● **Problem to work on**
Look through the listing below and report how many lines contain "aliasing", as a bare number.

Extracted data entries
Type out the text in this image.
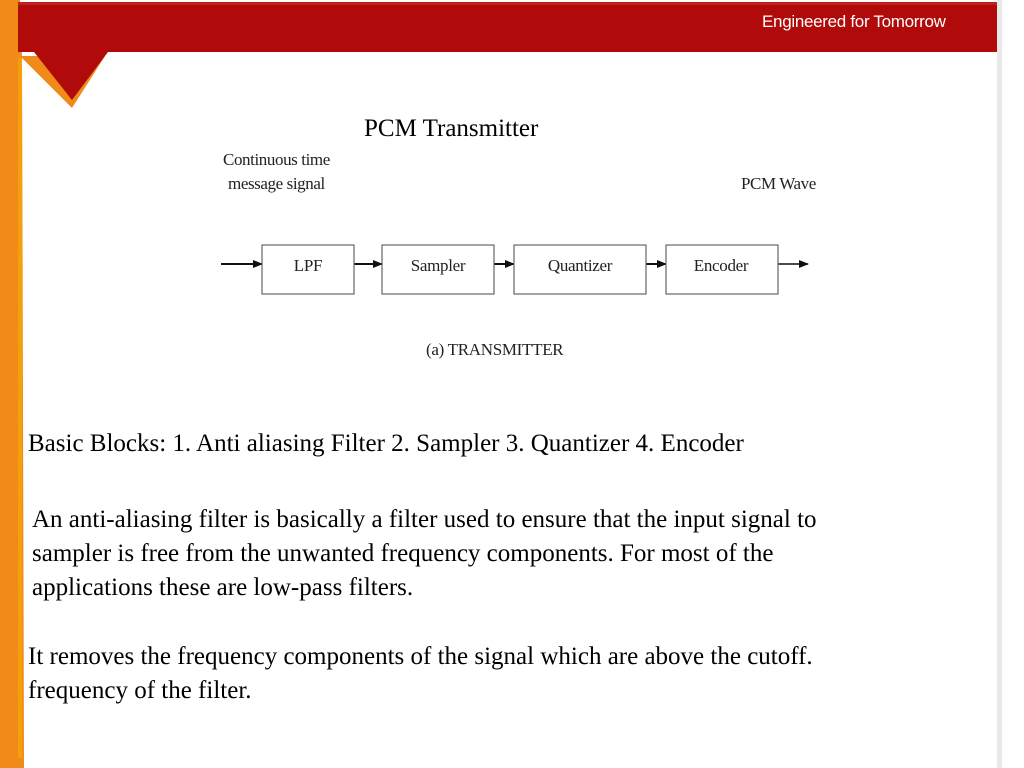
Engineered for Tomorrow
PCM Transmitter
Continuous time
message signal	PCM Wave
LPF	Sampler	Quantizer	Encoder
(a) TRANSMITTER
Basic Blocks: 1. Anti aliasing Filter 2. Sampler 3. Quantizer 4. Encoder
An anti-aliasing filter is basically a filter used to ensure that the input signal to
sampler is free from the unwanted frequency components. For most of the
applications these are low-pass filters.
It removes the frequency components of the signal which are above the cutoff.
frequency of the filter.
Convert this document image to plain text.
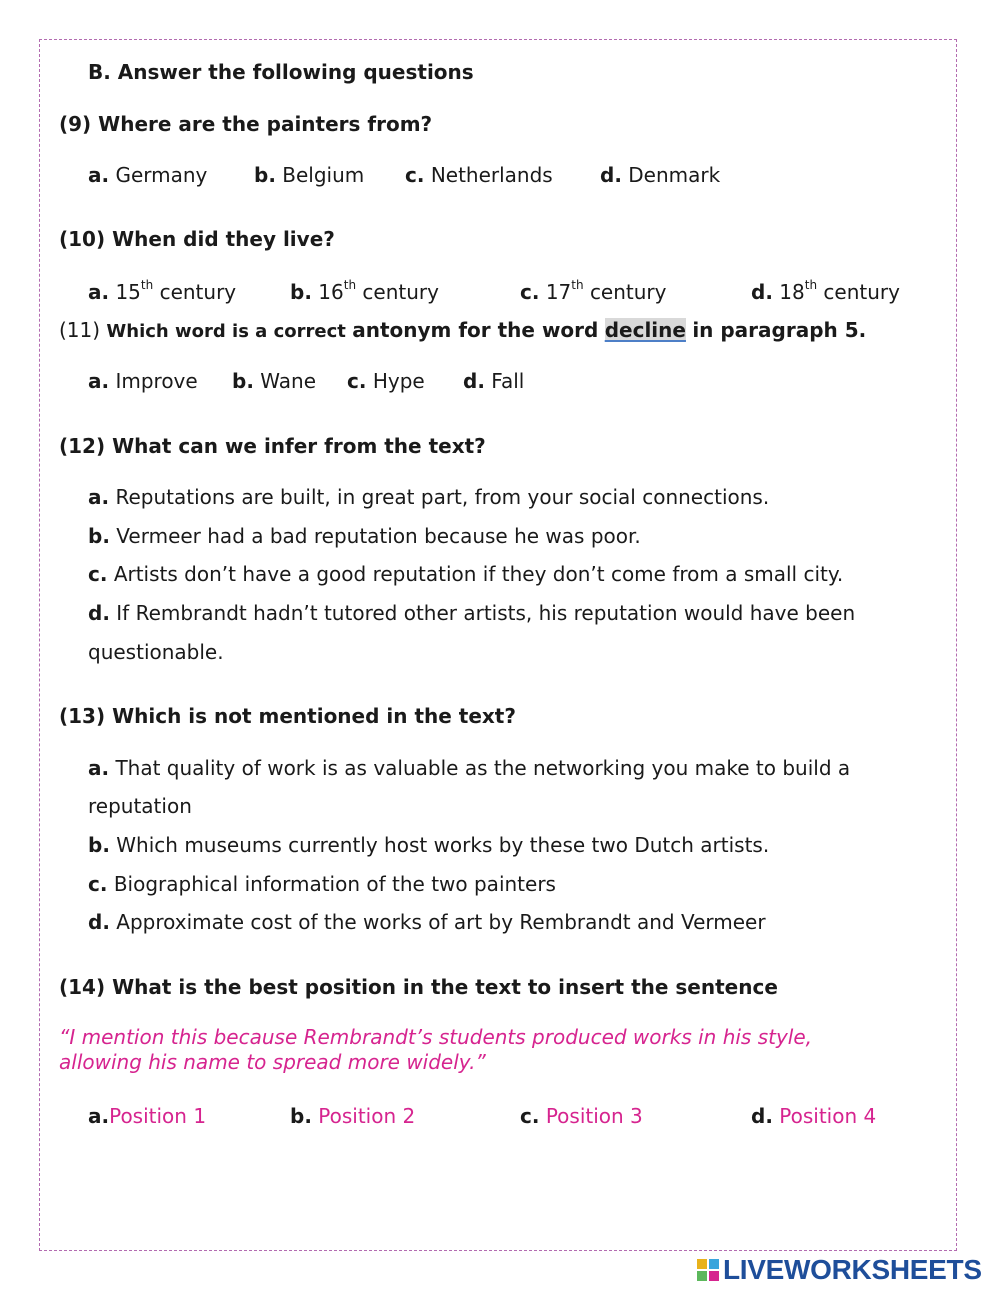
B. Answer the following questions
(9) Where are the painters from?
a. Germany b. Belgium c. Netherlands d. Denmark
(10) When did they live?
a. 15th century	b. 16th century	c. 17th century	d. 18th century
(11) Which word is a correct antonym for the word decline in paragraph 5.
a. Improve b. Wane c. Hype d. Fall
(12) What can we infer from the text?
a. Reputations are built, in great part, from your social connections.
b. Vermeer had a bad reputation because he was poor.
c. Artists don’t have a good reputation if they don’t come from a small city.
d. If Rembrandt hadn’t tutored other artists, his reputation would have been
questionable.
(13) Which is not mentioned in the text?
a. That quality of work is as valuable as the networking you make to build a
reputation
b. Which museums currently host works by these two Dutch artists.
c. Biographical information of the two painters
d. Approximate cost of the works of art by Rembrandt and Vermeer
(14) What is the best position in the text to insert the sentence
“I mention this because Rembrandt’s students produced works in his style,
allowing his name to spread more widely.”
a.Position 1	b. Position 2	c. Position 3	d. Position 4
LIVEWORKSHEETS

● **Answer below**
2